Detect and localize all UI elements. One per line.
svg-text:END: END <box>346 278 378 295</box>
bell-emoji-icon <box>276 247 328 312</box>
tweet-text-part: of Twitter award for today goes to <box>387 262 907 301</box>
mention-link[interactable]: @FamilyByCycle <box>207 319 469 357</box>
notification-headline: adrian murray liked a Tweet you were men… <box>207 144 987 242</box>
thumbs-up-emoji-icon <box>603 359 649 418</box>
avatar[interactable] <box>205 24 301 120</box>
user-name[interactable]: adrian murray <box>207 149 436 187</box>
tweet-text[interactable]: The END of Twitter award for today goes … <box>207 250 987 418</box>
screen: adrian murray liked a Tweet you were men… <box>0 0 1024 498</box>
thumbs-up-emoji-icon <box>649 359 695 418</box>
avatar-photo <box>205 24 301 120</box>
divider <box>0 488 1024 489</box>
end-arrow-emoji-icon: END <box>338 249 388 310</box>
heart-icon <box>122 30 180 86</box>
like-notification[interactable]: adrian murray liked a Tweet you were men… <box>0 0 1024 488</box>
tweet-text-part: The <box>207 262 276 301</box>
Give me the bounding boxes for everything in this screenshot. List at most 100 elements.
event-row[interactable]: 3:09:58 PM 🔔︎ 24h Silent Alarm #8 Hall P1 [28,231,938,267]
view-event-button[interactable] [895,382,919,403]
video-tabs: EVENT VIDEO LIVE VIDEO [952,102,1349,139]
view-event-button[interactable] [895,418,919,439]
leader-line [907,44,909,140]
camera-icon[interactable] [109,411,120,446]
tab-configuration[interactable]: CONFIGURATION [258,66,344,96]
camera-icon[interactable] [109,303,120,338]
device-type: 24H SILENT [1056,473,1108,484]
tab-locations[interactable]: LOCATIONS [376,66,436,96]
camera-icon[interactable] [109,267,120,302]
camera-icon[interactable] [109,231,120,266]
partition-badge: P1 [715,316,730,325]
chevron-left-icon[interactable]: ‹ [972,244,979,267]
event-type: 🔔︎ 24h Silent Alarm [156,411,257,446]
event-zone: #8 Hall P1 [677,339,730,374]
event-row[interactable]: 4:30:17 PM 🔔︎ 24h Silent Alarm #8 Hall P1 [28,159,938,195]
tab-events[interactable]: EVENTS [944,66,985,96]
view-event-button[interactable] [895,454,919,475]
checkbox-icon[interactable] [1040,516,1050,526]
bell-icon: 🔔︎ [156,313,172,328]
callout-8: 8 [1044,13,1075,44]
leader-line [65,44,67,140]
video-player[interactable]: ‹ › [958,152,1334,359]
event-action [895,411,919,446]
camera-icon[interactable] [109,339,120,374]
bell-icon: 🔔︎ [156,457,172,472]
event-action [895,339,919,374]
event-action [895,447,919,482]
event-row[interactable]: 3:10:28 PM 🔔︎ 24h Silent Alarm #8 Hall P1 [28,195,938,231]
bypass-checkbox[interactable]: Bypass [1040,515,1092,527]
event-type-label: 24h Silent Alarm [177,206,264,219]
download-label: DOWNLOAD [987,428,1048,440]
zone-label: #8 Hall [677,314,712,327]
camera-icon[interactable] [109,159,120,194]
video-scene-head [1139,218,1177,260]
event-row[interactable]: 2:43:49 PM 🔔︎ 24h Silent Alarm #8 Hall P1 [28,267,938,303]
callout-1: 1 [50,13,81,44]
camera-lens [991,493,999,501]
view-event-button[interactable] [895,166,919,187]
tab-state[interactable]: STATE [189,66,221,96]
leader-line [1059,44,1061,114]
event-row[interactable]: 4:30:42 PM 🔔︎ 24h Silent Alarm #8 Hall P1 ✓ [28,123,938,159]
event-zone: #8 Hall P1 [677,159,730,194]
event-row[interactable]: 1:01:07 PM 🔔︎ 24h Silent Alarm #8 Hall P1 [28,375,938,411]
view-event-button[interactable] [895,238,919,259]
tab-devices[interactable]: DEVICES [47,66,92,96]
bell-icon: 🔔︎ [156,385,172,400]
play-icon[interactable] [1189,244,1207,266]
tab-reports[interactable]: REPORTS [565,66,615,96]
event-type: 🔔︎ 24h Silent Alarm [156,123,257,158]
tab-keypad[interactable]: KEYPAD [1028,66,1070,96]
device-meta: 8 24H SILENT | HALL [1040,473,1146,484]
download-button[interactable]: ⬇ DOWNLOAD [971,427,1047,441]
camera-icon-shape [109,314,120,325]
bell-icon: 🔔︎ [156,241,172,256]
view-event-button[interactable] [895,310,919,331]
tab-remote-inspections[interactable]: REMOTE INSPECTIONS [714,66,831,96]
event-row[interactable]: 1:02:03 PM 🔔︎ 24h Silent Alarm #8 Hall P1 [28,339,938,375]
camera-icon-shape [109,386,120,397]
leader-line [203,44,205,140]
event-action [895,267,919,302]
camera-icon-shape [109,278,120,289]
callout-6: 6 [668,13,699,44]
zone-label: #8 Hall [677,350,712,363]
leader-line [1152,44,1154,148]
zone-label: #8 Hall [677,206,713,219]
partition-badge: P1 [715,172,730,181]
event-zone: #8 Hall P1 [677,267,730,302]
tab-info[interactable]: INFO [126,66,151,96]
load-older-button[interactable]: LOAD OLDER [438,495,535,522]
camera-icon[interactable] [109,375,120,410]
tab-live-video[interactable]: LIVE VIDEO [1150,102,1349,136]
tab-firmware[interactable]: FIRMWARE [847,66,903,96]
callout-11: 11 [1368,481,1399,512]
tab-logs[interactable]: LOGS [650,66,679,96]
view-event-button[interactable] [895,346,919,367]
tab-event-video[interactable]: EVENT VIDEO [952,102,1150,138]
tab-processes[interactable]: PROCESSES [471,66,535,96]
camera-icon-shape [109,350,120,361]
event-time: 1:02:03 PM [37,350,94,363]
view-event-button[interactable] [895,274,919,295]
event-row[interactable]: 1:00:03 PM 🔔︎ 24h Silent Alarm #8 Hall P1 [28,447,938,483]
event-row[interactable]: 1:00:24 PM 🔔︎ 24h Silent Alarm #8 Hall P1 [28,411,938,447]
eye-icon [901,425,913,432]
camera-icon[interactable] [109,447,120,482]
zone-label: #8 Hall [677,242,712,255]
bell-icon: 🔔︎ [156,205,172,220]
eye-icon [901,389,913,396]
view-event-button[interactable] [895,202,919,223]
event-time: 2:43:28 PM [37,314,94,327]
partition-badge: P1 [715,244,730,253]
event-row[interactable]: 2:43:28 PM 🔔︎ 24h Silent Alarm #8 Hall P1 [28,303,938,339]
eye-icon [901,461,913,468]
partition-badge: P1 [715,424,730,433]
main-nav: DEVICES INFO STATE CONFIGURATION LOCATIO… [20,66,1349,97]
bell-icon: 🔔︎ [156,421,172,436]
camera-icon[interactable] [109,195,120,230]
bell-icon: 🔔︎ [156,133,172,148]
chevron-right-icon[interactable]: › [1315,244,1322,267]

◆ ◆ ◆

Task prompt → Repeat verbatim everything from the first line of the records down to the line containing "avatar-photo <box>205 24 301 120</box>", both included.

Worked answer →
Detect and localize all UI elements. One per line.
svg-text:END: END <box>346 278 378 295</box>
bell-emoji-icon <box>276 247 328 312</box>
tweet-text-part: of Twitter award for today goes to <box>387 262 907 301</box>
mention-link[interactable]: @FamilyByCycle <box>207 319 469 357</box>
notification-headline: adrian murray liked a Tweet you were men… <box>207 144 987 242</box>
thumbs-up-emoji-icon <box>603 359 649 418</box>
avatar[interactable] <box>205 24 301 120</box>
user-name[interactable]: adrian murray <box>207 149 436 187</box>
tweet-text[interactable]: The END of Twitter award for today goes … <box>207 250 987 418</box>
screen: adrian murray liked a Tweet you were men… <box>0 0 1024 498</box>
thumbs-up-emoji-icon <box>649 359 695 418</box>
avatar-photo <box>205 24 301 120</box>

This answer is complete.